(Provided records):
____

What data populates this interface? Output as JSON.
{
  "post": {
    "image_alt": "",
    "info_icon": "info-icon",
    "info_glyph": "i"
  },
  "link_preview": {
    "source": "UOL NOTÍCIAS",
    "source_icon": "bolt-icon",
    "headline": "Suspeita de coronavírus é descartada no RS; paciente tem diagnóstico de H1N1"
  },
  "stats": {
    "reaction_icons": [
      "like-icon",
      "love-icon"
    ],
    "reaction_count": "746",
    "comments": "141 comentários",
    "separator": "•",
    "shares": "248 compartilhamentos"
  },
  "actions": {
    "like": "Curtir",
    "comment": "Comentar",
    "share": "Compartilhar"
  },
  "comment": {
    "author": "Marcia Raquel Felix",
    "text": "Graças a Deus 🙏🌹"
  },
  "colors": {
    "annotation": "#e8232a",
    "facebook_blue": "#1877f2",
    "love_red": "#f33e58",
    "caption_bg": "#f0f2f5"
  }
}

____

Give all the records again. Match them exactly.

What data populates this interface? Output as JSON.
{
  "post": {
    "image_alt": "",
    "info_icon": "info-icon",
    "info_glyph": "i"
  },
  "link_preview": {
    "source": "UOL NOTÍCIAS",
    "source_icon": "bolt-icon",
    "headline": "Suspeita de coronavírus é descartada no RS; paciente tem diagnóstico de H1N1"
  },
  "stats": {
    "reaction_icons": [
      "like-icon",
      "love-icon"
    ],
    "reaction_count": "746",
    "comments": "141 comentários",
    "separator": "•",
    "shares": "248 compartilhamentos"
  },
  "actions": {
    "like": "Curtir",
    "comment": "Comentar",
    "share": "Compartilhar"
  },
  "comment": {
    "author": "Marcia Raquel Felix",
    "text": "Graças a Deus 🙏🌹"
  },
  "colors": {
    "annotation": "#e8232a",
    "facebook_blue": "#1877f2",
    "love_red": "#f33e58",
    "caption_bg": "#f0f2f5"
  }
}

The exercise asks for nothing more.